● TASK BRIEF
Exact reproduction of the data is required, with images excluded.

---- THE DATA

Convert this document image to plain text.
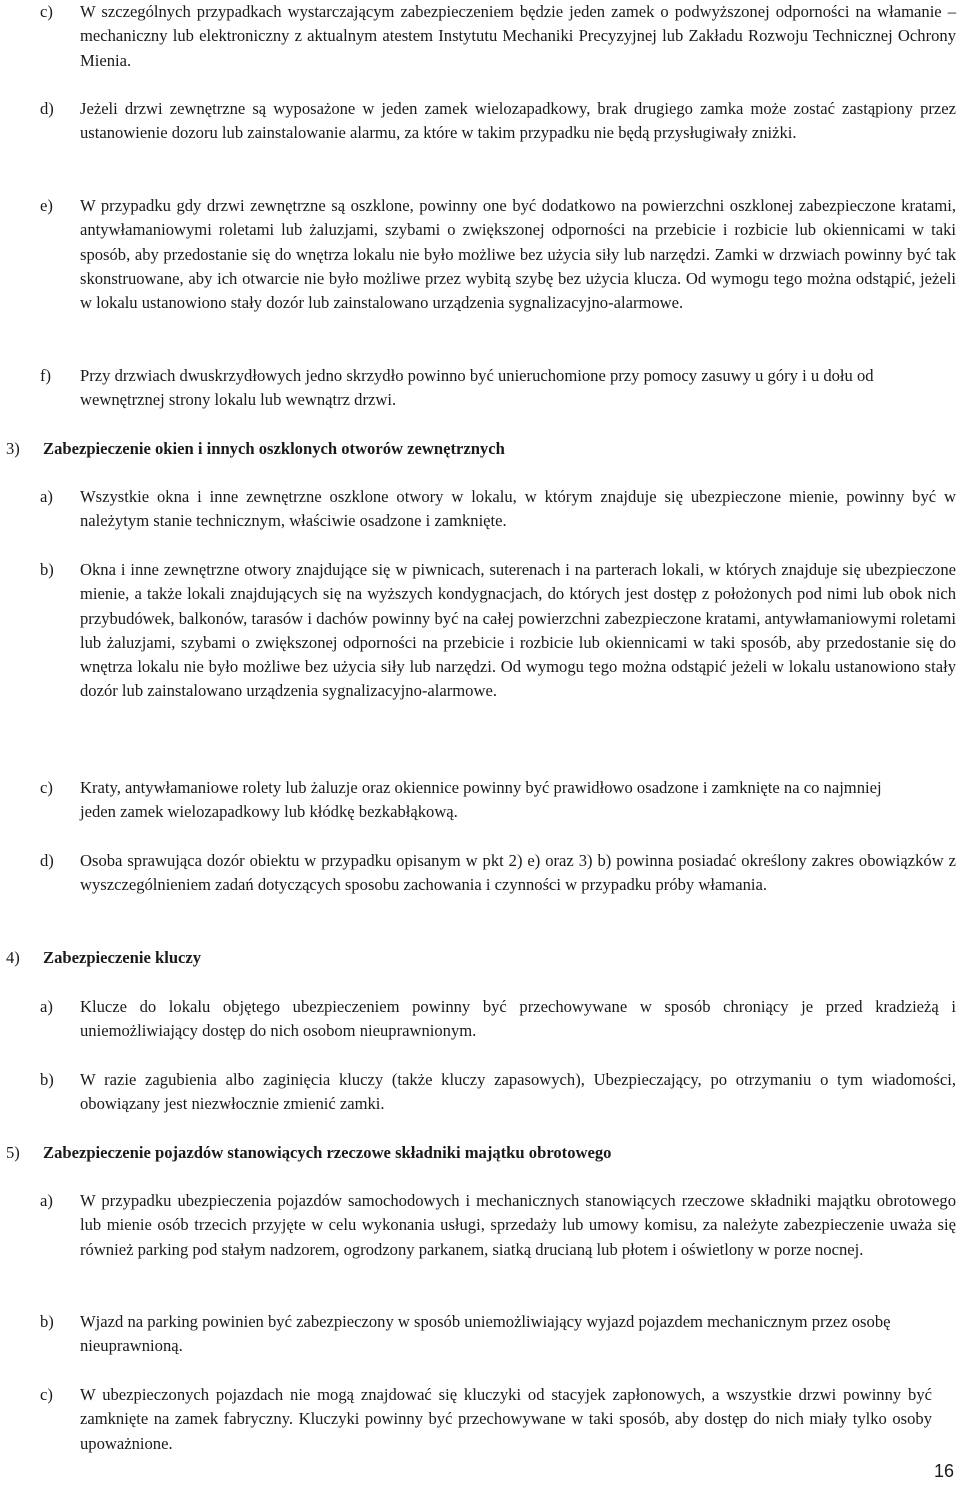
c) W szczególnych przypadkach wystarczającym zabezpieczeniem będzie jeden zamek o podwyższonej odporności na włamanie – mechaniczny lub elektroniczny z aktualnym atestem Instytutu Mechaniki Precyzyjnej lub Zakładu Rozwoju Technicznej Ochrony Mienia.
d) Jeżeli drzwi zewnętrzne są wyposażone w jeden zamek wielozapadkowy, brak drugiego zamka może zostać zastąpiony przez ustanowienie dozoru lub zainstalowanie alarmu, za które w takim przypadku nie będą przysługiwały zniżki.
e) W przypadku gdy drzwi zewnętrzne są oszklone, powinny one być dodatkowo na powierzchni oszklonej zabezpieczone kratami, antywłamaniowymi roletami lub żaluzjami, szybami o zwiększonej odporności na przebicie i rozbicie lub okiennicami w taki sposób, aby przedostanie się do wnętrza lokalu nie było możliwe bez użycia siły lub narzędzi. Zamki w drzwiach powinny być tak skonstruowane, aby ich otwarcie nie było możliwe przez wybitą szybę bez użycia klucza. Od wymogu tego można odstąpić, jeżeli w lokalu ustanowiono stały dozór lub zainstalowano urządzenia sygnalizacyjno-alarmowe.
f) Przy drzwiach dwuskrzydłowych jedno skrzydło powinno być unieruchomione przy pomocy zasuwy u góry i u dołu od wewnętrznej strony lokalu lub wewnątrz drzwi.
3) Zabezpieczenie okien i innych oszklonych otworów zewnętrznych
a) Wszystkie okna i inne zewnętrzne oszklone otwory w lokalu, w którym znajduje się ubezpieczone mienie, powinny być w należytym stanie technicznym, właściwie osadzone i zamknięte.
b) Okna i inne zewnętrzne otwory znajdujące się w piwnicach, suterenach i na parterach lokali, w których znajduje się ubezpieczone mienie, a także lokali znajdujących się na wyższych kondygnacjach, do których jest dostęp z położonych pod nimi lub obok nich przybudówek, balkonów, tarasów i dachów powinny być na całej powierzchni zabezpieczone kratami, antywłamaniowymi roletami lub żaluzjami, szybami o zwiększonej odporności na przebicie i rozbicie lub okiennicami w taki sposób, aby przedostanie się do wnętrza lokalu nie było możliwe bez użycia siły lub narzędzi. Od wymogu tego można odstąpić jeżeli w lokalu ustanowiono stały dozór lub zainstalowano urządzenia sygnalizacyjno-alarmowe.
c) Kraty, antywłamaniowe rolety lub żaluzje oraz okiennice powinny być prawidłowo osadzone i zamknięte na co najmniej jeden zamek wielozapadkowy lub kłódkę bezkabłąkową.
d) Osoba sprawująca dozór obiektu w przypadku opisanym w pkt 2) e) oraz 3) b) powinna posiadać określony zakres obowiązków z wyszczególnieniem zadań dotyczących sposobu zachowania i czynności w przypadku próby włamania.
4) Zabezpieczenie kluczy
a) Klucze do lokalu objętego ubezpieczeniem powinny być przechowywane w sposób chroniący je przed kradzieżą i uniemożliwiający dostęp do nich osobom nieuprawnionym.
b) W razie zagubienia albo zaginięcia kluczy (także kluczy zapasowych), Ubezpieczający, po otrzymaniu o tym wiadomości, obowiązany jest niezwłocznie zmienić zamki.
5) Zabezpieczenie pojazdów stanowiących rzeczowe składniki majątku obrotowego
a) W przypadku ubezpieczenia pojazdów samochodowych i mechanicznych stanowiących rzeczowe składniki majątku obrotowego lub mienie osób trzecich przyjęte w celu wykonania usługi, sprzedaży lub umowy komisu, za należyte zabezpieczenie uważa się również parking pod stałym nadzorem, ogrodzony parkanem, siatką drucianą lub płotem i oświetlony w porze nocnej.
b) Wjazd na parking powinien być zabezpieczony w sposób uniemożliwiający wyjazd pojazdem mechanicznym przez osobę nieuprawnioną.
c) W ubezpieczonych pojazdach nie mogą znajdować się kluczyki od stacyjek zapłonowych, a wszystkie drzwi powinny być zamknięte na zamek fabryczny. Kluczyki powinny być przechowywane w taki sposób, aby dostęp do nich miały tylko osoby upoważnione.
16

--------

● THE COMPLETED TASK
Convert this document image to plain text.
c) W szczególnych przypadkach wystarczającym zabezpieczeniem będzie jeden zamek o podwyższonej odporności na włamanie – mechaniczny lub elektroniczny z aktualnym atestem Instytutu Mechaniki Precyzyjnej lub Zakładu Rozwoju Technicznej Ochrony Mienia.
d) Jeżeli drzwi zewnętrzne są wyposażone w jeden zamek wielozapadkowy, brak drugiego zamka może zostać zastąpiony przez ustanowienie dozoru lub zainstalowanie alarmu, za które w takim przypadku nie będą przysługiwały zniżki.
e) W przypadku gdy drzwi zewnętrzne są oszklone, powinny one być dodatkowo na powierzchni oszklonej zabezpieczone kratami, antywłamaniowymi roletami lub żaluzjami, szybami o zwiększonej odporności na przebicie i rozbicie lub okiennicami w taki sposób, aby przedostanie się do wnętrza lokalu nie było możliwe bez użycia siły lub narzędzi. Zamki w drzwiach powinny być tak skonstruowane, aby ich otwarcie nie było możliwe przez wybitą szybę bez użycia klucza. Od wymogu tego można odstąpić, jeżeli w lokalu ustanowiono stały dozór lub zainstalowano urządzenia sygnalizacyjno-alarmowe.
f) Przy drzwiach dwuskrzydłowych jedno skrzydło powinno być unieruchomione przy pomocy zasuwy u góry i u dołu od wewnętrznej strony lokalu lub wewnątrz drzwi.
3) Zabezpieczenie okien i innych oszklonych otworów zewnętrznych
a) Wszystkie okna i inne zewnętrzne oszklone otwory w lokalu, w którym znajduje się ubezpieczone mienie, powinny być w należytym stanie technicznym, właściwie osadzone i zamknięte.
b) Okna i inne zewnętrzne otwory znajdujące się w piwnicach, suterenach i na parterach lokali, w których znajduje się ubezpieczone mienie, a także lokali znajdujących się na wyższych kondygnacjach, do których jest dostęp z położonych pod nimi lub obok nich przybudówek, balkonów, tarasów i dachów powinny być na całej powierzchni zabezpieczone kratami, antywłamaniowymi roletami lub żaluzjami, szybami o zwiększonej odporności na przebicie i rozbicie lub okiennicami w taki sposób, aby przedostanie się do wnętrza lokalu nie było możliwe bez użycia siły lub narzędzi. Od wymogu tego można odstąpić jeżeli w lokalu ustanowiono stały dozór lub zainstalowano urządzenia sygnalizacyjno-alarmowe.
c) Kraty, antywłamaniowe rolety lub żaluzje oraz okiennice powinny być prawidłowo osadzone i zamknięte na co najmniej jeden zamek wielozapadkowy lub kłódkę bezkabłąkową.
d) Osoba sprawująca dozór obiektu w przypadku opisanym w pkt 2) e) oraz 3) b) powinna posiadać określony zakres obowiązków z wyszczególnieniem zadań dotyczących sposobu zachowania i czynności w przypadku próby włamania.
4) Zabezpieczenie kluczy
a) Klucze do lokalu objętego ubezpieczeniem powinny być przechowywane w sposób chroniący je przed kradzieżą i uniemożliwiający dostęp do nich osobom nieuprawnionym.
b) W razie zagubienia albo zaginięcia kluczy (także kluczy zapasowych), Ubezpieczający, po otrzymaniu o tym wiadomości, obowiązany jest niezwłocznie zmienić zamki.
5) Zabezpieczenie pojazdów stanowiących rzeczowe składniki majątku obrotowego
a) W przypadku ubezpieczenia pojazdów samochodowych i mechanicznych stanowiących rzeczowe składniki majątku obrotowego lub mienie osób trzecich przyjęte w celu wykonania usługi, sprzedaży lub umowy komisu, za należyte zabezpieczenie uważa się również parking pod stałym nadzorem, ogrodzony parkanem, siatką drucianą lub płotem i oświetlony w porze nocnej.
b) Wjazd na parking powinien być zabezpieczony w sposób uniemożliwiający wyjazd pojazdem mechanicznym przez osobę nieuprawnioną.
c) W ubezpieczonych pojazdach nie mogą znajdować się kluczyki od stacyjek zapłonowych, a wszystkie drzwi powinny być zamknięte na zamek fabryczny. Kluczyki powinny być przechowywane w taki sposób, aby dostęp do nich miały tylko osoby upoważnione.
16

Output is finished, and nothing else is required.